>> Start Data entries

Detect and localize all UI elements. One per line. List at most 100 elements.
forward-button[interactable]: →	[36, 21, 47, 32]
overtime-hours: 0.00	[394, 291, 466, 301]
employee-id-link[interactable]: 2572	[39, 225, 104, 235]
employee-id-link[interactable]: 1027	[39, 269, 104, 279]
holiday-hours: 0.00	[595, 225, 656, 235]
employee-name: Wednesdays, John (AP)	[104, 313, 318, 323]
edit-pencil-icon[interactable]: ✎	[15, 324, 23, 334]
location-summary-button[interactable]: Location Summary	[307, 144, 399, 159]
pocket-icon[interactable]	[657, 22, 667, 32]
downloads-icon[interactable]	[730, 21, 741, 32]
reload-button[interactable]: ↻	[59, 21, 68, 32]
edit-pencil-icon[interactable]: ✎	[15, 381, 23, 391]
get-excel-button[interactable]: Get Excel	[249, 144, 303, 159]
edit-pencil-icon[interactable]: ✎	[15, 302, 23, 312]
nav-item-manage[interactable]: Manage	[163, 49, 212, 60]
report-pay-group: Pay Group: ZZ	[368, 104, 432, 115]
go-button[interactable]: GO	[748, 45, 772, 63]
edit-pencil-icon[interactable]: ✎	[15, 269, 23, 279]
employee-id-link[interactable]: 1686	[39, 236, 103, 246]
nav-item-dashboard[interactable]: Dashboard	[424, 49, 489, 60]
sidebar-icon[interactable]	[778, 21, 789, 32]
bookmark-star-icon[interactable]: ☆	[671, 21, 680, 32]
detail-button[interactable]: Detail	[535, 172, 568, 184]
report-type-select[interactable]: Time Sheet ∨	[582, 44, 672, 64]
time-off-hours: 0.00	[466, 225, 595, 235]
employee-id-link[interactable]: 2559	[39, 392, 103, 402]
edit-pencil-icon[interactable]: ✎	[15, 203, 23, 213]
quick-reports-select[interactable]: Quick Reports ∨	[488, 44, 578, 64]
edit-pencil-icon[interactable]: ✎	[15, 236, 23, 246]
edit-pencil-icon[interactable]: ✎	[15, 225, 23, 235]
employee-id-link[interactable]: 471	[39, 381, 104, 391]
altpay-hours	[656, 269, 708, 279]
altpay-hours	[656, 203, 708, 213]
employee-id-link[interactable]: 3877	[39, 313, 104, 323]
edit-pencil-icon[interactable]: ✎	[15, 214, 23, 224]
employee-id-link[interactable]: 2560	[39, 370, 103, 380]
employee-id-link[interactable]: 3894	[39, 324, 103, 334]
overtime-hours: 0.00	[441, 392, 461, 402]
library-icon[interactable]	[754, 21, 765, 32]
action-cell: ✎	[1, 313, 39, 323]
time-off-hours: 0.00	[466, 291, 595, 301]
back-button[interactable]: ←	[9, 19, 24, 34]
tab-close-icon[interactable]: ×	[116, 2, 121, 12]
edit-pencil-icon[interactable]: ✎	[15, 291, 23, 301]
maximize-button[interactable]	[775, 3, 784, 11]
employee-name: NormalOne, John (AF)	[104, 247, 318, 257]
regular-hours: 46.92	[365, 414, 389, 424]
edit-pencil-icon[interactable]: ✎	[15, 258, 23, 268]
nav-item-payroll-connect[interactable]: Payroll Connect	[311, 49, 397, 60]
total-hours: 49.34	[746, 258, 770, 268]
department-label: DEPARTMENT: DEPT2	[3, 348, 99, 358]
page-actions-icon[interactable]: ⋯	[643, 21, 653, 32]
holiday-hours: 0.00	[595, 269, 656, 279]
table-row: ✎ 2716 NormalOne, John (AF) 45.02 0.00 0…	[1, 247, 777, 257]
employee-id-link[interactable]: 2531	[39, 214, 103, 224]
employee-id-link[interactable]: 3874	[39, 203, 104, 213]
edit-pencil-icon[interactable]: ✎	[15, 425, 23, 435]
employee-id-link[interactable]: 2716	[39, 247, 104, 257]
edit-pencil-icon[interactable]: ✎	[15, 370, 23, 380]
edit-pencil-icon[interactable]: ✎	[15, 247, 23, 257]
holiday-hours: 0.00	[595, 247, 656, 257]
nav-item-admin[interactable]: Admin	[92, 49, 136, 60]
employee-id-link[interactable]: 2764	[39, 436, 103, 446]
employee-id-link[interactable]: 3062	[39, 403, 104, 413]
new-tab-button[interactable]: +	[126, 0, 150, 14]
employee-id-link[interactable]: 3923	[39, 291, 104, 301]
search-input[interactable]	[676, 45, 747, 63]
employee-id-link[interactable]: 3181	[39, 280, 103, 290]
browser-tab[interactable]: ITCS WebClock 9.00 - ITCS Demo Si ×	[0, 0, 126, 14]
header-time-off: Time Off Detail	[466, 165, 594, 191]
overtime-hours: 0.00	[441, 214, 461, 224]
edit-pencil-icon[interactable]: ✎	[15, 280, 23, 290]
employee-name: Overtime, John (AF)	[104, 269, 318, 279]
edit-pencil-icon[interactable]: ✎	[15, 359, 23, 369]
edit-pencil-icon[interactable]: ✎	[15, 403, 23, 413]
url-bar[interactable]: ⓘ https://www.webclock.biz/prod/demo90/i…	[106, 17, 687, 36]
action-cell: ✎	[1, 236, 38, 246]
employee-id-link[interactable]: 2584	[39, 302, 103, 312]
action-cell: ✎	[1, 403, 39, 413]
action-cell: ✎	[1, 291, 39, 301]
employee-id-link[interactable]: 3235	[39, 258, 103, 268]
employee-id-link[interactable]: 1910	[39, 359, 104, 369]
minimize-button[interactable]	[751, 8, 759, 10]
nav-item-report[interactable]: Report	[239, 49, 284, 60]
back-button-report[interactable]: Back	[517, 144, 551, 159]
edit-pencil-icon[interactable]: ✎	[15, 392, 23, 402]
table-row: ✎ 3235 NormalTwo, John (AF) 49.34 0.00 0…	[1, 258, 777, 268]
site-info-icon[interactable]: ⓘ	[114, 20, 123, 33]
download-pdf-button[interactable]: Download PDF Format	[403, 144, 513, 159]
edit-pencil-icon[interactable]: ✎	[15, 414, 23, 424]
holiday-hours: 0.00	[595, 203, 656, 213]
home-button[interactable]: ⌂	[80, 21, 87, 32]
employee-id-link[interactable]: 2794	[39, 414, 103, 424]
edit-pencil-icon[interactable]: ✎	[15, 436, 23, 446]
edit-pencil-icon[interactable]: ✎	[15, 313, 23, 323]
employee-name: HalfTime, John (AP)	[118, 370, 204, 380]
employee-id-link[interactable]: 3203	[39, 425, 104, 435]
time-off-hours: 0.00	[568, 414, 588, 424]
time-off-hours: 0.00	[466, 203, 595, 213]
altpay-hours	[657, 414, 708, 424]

>> End Data entries

* _Goal of the exercise_
Rewrite the material from its start down through the line containing "49, 212, 60]", changing "reload-button" to "refresh-button" and leaving everything else as it is.

* _Reply_
Detect and localize all UI elements. One per line. List at most 100 elements.
forward-button[interactable]: →	[36, 21, 47, 32]
overtime-hours: 0.00	[394, 291, 466, 301]
employee-id-link[interactable]: 2572	[39, 225, 104, 235]
employee-id-link[interactable]: 1027	[39, 269, 104, 279]
holiday-hours: 0.00	[595, 225, 656, 235]
employee-name: Wednesdays, John (AP)	[104, 313, 318, 323]
edit-pencil-icon[interactable]: ✎	[15, 324, 23, 334]
location-summary-button[interactable]: Location Summary	[307, 144, 399, 159]
pocket-icon[interactable]	[657, 22, 667, 32]
downloads-icon[interactable]	[730, 21, 741, 32]
refresh-button[interactable]: ↻	[59, 21, 68, 32]
edit-pencil-icon[interactable]: ✎	[15, 381, 23, 391]
get-excel-button[interactable]: Get Excel	[249, 144, 303, 159]
edit-pencil-icon[interactable]: ✎	[15, 302, 23, 312]
nav-item-manage[interactable]: Manage	[163, 49, 212, 60]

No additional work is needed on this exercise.